Search the entries for the word "مؤرخة" and pull out each line that has it.
((
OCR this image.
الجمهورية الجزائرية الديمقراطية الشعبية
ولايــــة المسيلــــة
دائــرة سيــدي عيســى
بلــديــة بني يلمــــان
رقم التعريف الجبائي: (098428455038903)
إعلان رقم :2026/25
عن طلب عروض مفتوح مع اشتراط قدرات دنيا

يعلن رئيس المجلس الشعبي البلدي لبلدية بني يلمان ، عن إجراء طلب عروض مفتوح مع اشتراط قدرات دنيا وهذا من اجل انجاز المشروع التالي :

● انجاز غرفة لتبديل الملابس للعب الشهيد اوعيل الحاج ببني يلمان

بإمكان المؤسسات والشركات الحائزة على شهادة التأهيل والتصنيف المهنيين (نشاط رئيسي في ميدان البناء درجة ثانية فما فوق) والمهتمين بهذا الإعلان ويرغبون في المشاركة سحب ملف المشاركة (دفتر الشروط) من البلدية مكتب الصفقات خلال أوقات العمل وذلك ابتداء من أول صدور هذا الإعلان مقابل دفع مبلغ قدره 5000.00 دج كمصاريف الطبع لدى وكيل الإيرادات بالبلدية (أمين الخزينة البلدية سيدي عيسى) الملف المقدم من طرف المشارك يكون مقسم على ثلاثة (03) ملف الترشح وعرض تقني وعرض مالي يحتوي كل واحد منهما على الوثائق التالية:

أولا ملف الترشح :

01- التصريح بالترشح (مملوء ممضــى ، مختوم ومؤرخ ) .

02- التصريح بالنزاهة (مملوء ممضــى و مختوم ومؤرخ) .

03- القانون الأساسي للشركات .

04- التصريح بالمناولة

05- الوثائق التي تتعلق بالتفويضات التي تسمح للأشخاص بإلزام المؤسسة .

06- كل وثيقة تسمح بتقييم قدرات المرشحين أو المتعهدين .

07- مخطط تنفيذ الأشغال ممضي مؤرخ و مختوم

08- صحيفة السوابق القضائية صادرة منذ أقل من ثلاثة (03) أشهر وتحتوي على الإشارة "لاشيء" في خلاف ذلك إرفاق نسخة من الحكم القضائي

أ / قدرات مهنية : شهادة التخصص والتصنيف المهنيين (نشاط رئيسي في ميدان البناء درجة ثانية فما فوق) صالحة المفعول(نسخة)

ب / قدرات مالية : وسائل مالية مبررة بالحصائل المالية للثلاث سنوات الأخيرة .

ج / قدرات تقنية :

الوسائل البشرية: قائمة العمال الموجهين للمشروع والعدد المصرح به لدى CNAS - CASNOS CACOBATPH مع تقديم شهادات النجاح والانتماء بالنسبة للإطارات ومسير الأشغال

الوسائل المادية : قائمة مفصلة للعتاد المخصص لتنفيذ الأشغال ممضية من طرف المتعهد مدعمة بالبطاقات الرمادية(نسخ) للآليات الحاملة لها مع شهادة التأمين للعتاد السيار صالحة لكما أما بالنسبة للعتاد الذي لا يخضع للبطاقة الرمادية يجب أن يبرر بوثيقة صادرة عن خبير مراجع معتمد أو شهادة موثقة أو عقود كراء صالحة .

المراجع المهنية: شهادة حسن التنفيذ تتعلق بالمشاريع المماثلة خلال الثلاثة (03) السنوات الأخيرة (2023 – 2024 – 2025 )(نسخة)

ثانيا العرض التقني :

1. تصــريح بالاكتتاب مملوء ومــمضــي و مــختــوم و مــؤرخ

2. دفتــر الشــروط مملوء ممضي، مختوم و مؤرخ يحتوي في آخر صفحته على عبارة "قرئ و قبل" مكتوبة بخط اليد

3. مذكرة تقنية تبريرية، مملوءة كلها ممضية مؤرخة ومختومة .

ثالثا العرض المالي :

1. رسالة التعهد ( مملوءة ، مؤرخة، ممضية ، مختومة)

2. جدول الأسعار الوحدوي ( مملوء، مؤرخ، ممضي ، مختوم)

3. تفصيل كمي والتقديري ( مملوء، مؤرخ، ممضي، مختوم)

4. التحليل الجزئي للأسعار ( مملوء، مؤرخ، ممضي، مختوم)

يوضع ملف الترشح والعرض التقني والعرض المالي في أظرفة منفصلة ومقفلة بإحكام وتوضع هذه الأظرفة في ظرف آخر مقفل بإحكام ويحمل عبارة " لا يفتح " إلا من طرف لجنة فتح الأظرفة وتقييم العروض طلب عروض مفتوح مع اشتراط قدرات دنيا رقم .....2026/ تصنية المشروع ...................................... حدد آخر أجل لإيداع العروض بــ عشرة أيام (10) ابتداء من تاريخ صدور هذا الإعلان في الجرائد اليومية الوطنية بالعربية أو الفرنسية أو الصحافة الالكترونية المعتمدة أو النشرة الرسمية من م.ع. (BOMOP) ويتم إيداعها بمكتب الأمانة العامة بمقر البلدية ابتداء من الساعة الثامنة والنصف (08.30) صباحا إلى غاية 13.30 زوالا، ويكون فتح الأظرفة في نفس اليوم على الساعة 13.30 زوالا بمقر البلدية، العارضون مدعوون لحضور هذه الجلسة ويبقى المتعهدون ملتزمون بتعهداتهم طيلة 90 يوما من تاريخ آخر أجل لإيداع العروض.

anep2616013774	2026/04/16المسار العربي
))
→ ANSWER TO THIS EXERCISE:
3. مذكرة تقنية تبريرية، مملوءة كلها ممضية مؤرخة ومختومة .
1. رسالة التعهد ( مملوءة ، مؤرخة، ممضية ، مختومة)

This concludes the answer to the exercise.